● **REQUIRED TASK**
All entries below need to be written out exactly, but without their pictures.

● **MATERIAL TO PROCESS**
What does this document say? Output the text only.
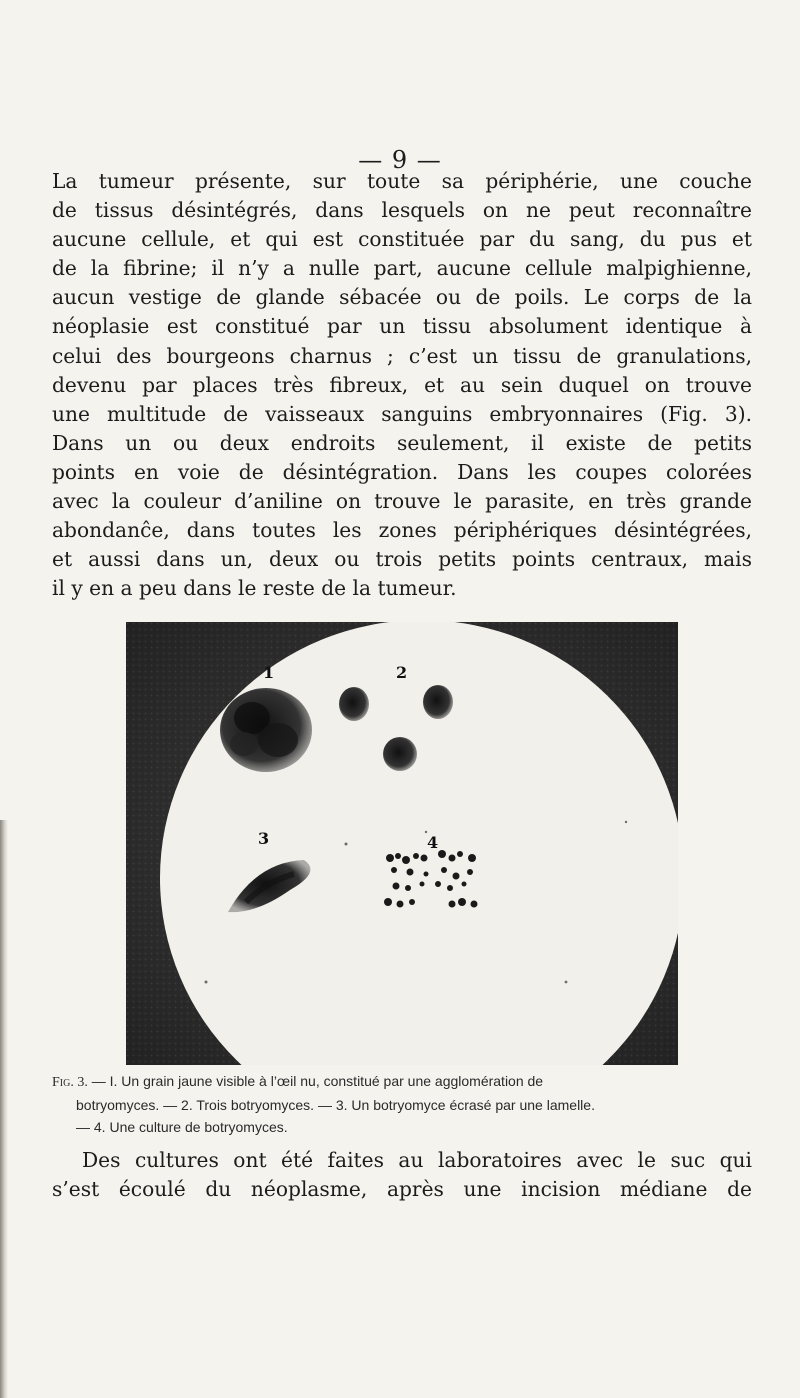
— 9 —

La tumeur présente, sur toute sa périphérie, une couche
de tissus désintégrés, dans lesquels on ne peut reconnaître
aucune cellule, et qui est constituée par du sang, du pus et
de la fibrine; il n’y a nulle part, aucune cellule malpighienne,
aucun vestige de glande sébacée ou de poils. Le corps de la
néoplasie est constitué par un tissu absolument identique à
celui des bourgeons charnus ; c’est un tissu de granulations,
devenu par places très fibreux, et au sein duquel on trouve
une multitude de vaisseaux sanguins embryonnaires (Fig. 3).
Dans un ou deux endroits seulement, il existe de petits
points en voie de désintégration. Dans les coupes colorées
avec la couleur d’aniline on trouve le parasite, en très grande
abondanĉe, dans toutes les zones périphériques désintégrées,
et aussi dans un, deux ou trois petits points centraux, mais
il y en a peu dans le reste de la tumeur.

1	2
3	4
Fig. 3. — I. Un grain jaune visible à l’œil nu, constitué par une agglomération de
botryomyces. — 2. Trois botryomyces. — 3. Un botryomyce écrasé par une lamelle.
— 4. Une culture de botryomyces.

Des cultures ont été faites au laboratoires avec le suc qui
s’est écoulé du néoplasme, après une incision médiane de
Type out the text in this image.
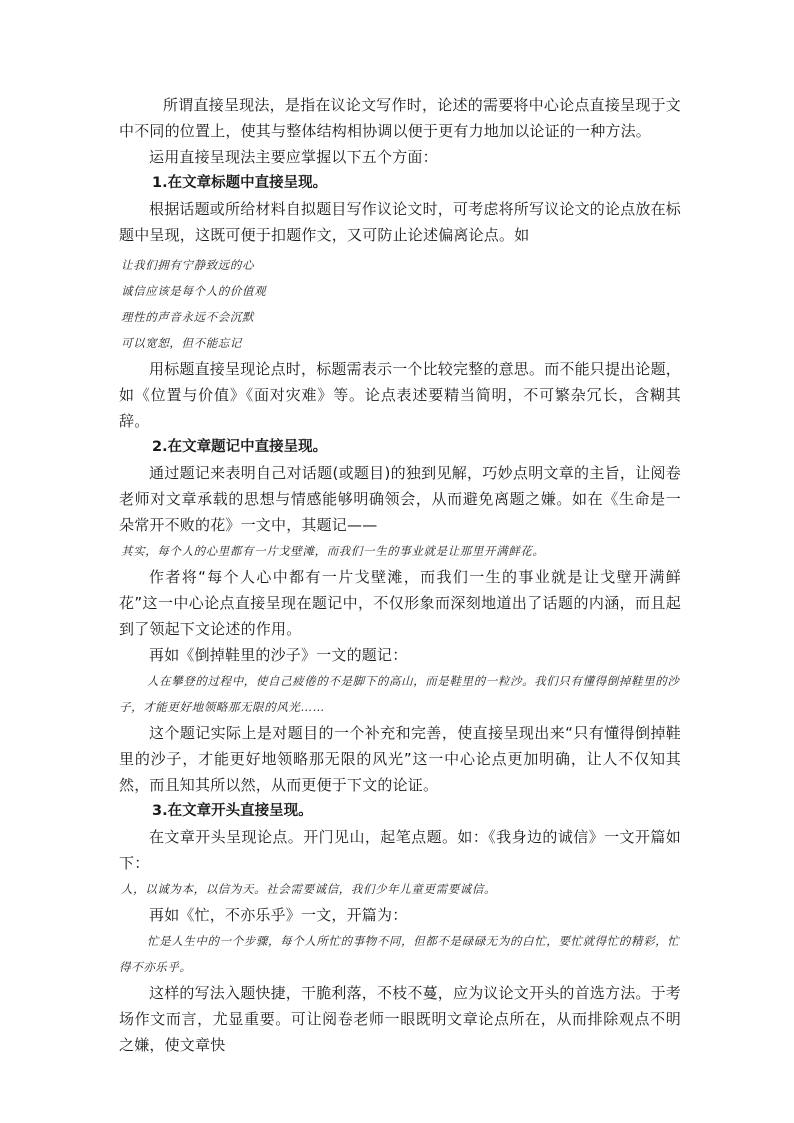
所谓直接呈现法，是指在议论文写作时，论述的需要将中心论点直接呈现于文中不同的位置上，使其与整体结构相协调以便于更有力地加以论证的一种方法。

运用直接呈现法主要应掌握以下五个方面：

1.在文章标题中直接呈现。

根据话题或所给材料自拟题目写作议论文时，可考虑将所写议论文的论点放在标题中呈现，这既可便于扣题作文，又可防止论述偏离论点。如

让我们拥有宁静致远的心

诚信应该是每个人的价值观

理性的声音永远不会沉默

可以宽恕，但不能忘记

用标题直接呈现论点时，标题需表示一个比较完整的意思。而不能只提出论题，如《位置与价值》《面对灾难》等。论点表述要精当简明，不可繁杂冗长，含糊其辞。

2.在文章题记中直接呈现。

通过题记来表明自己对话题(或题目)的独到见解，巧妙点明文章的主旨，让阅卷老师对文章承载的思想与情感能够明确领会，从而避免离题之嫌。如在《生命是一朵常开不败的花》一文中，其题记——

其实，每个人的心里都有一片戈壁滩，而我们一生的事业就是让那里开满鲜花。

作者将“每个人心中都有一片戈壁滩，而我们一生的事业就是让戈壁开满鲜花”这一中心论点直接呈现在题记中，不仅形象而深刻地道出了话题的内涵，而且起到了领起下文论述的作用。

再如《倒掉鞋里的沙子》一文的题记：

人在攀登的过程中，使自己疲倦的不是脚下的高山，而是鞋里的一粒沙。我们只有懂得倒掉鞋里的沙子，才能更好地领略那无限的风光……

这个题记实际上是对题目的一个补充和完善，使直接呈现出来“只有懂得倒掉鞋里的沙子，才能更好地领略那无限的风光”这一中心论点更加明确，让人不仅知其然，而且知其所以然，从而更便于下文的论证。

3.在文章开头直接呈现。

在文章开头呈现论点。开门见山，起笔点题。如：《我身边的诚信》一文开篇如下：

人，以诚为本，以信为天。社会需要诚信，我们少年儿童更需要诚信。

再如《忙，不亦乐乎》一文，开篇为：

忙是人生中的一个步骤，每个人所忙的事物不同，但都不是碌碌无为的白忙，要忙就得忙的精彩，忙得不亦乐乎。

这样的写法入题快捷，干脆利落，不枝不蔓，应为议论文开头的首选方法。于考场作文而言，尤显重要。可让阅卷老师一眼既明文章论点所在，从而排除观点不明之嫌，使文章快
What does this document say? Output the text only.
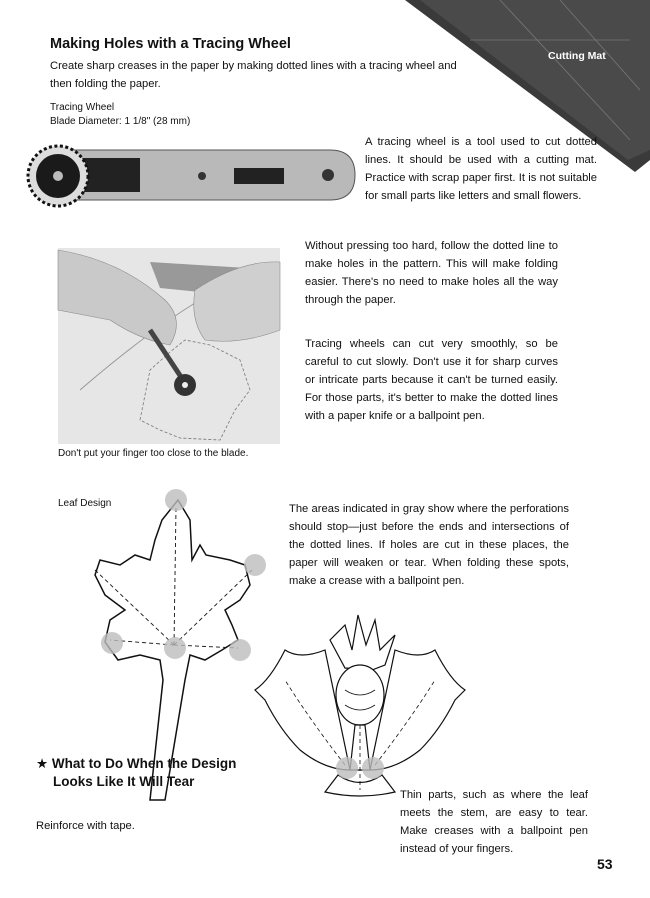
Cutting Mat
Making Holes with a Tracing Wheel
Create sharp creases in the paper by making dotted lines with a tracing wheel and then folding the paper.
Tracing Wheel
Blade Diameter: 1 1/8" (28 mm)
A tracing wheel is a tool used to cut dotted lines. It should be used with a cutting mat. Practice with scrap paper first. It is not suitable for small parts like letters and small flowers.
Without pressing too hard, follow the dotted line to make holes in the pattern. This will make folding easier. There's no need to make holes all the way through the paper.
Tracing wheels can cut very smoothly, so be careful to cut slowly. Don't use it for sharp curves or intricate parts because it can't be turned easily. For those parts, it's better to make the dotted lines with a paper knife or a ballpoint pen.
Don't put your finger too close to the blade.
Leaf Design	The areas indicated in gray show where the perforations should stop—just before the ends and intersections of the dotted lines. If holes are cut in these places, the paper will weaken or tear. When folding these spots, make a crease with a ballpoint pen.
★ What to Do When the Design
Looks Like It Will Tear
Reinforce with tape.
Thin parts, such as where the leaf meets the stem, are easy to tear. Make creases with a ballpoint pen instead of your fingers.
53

● **IN RESPONSE**
What does this document say? Output the text only.
— 9 —

La tumeur présente, sur toute sa périphérie, une couche
de tissus désintégrés, dans lesquels on ne peut reconnaître
aucune cellule, et qui est constituée par du sang, du pus et
de la fibrine; il n’y a nulle part, aucune cellule malpighienne,
aucun vestige de glande sébacée ou de poils. Le corps de la
néoplasie est constitué par un tissu absolument identique à
celui des bourgeons charnus ; c’est un tissu de granulations,
devenu par places très fibreux, et au sein duquel on trouve
une multitude de vaisseaux sanguins embryonnaires (Fig. 3).
Dans un ou deux endroits seulement, il existe de petits
points en voie de désintégration. Dans les coupes colorées
avec la couleur d’aniline on trouve le parasite, en très grande
abondanĉe, dans toutes les zones périphériques désintégrées,
et aussi dans un, deux ou trois petits points centraux, mais
il y en a peu dans le reste de la tumeur.

1	2
3	4
Fig. 3. — I. Un grain jaune visible à l’œil nu, constitué par une agglomération de
botryomyces. — 2. Trois botryomyces. — 3. Un botryomyce écrasé par une lamelle.
— 4. Une culture de botryomyces.

Des cultures ont été faites au laboratoires avec le suc qui
s’est écoulé du néoplasme, après une incision médiane de
Type out the text in this image.
所谓直接呈现法，是指在议论文写作时，论述的需要将中心论点直接呈现于文中不同的位置上，使其与整体结构相协调以便于更有力地加以论证的一种方法。

运用直接呈现法主要应掌握以下五个方面：

1.在文章标题中直接呈现。

根据话题或所给材料自拟题目写作议论文时，可考虑将所写议论文的论点放在标题中呈现，这既可便于扣题作文，又可防止论述偏离论点。如

让我们拥有宁静致远的心

诚信应该是每个人的价值观

理性的声音永远不会沉默

可以宽恕，但不能忘记

用标题直接呈现论点时，标题需表示一个比较完整的意思。而不能只提出论题，如《位置与价值》《面对灾难》等。论点表述要精当简明，不可繁杂冗长，含糊其辞。

2.在文章题记中直接呈现。

通过题记来表明自己对话题(或题目)的独到见解，巧妙点明文章的主旨，让阅卷老师对文章承载的思想与情感能够明确领会，从而避免离题之嫌。如在《生命是一朵常开不败的花》一文中，其题记——

其实，每个人的心里都有一片戈壁滩，而我们一生的事业就是让那里开满鲜花。

作者将“每个人心中都有一片戈壁滩，而我们一生的事业就是让戈壁开满鲜花”这一中心论点直接呈现在题记中，不仅形象而深刻地道出了话题的内涵，而且起到了领起下文论述的作用。

再如《倒掉鞋里的沙子》一文的题记：

人在攀登的过程中，使自己疲倦的不是脚下的高山，而是鞋里的一粒沙。我们只有懂得倒掉鞋里的沙子，才能更好地领略那无限的风光……

这个题记实际上是对题目的一个补充和完善，使直接呈现出来“只有懂得倒掉鞋里的沙子，才能更好地领略那无限的风光”这一中心论点更加明确，让人不仅知其然，而且知其所以然，从而更便于下文的论证。

3.在文章开头直接呈现。

在文章开头呈现论点。开门见山，起笔点题。如：《我身边的诚信》一文开篇如下：

人，以诚为本，以信为天。社会需要诚信，我们少年儿童更需要诚信。

再如《忙，不亦乐乎》一文，开篇为：

忙是人生中的一个步骤，每个人所忙的事物不同，但都不是碌碌无为的白忙，要忙就得忙的精彩，忙得不亦乐乎。

这样的写法入题快捷，干脆利落，不枝不蔓，应为议论文开头的首选方法。于考场作文而言，尤显重要。可让阅卷老师一眼既明文章论点所在，从而排除观点不明之嫌，使文章快
What does this document say? Output the text only.
Cutting Mat
Making Holes with a Tracing Wheel
Create sharp creases in the paper by making dotted lines with a tracing wheel and then folding the paper.
Tracing Wheel
Blade Diameter: 1 1/8" (28 mm)
A tracing wheel is a tool used to cut dotted lines. It should be used with a cutting mat. Practice with scrap paper first. It is not suitable for small parts like letters and small flowers.
Without pressing too hard, follow the dotted line to make holes in the pattern. This will make folding easier. There's no need to make holes all the way through the paper.
Tracing wheels can cut very smoothly, so be careful to cut slowly. Don't use it for sharp curves or intricate parts because it can't be turned easily. For those parts, it's better to make the dotted lines with a paper knife or a ballpoint pen.
Don't put your finger too close to the blade.
Leaf Design	The areas indicated in gray show where the perforations should stop—just before the ends and intersections of the dotted lines. If holes are cut in these places, the paper will weaken or tear. When folding these spots, make a crease with a ballpoint pen.
★ What to Do When the Design
Looks Like It Will Tear
Reinforce with tape.
Thin parts, such as where the leaf meets the stem, are easy to tear. Make creases with a ballpoint pen instead of your fingers.
53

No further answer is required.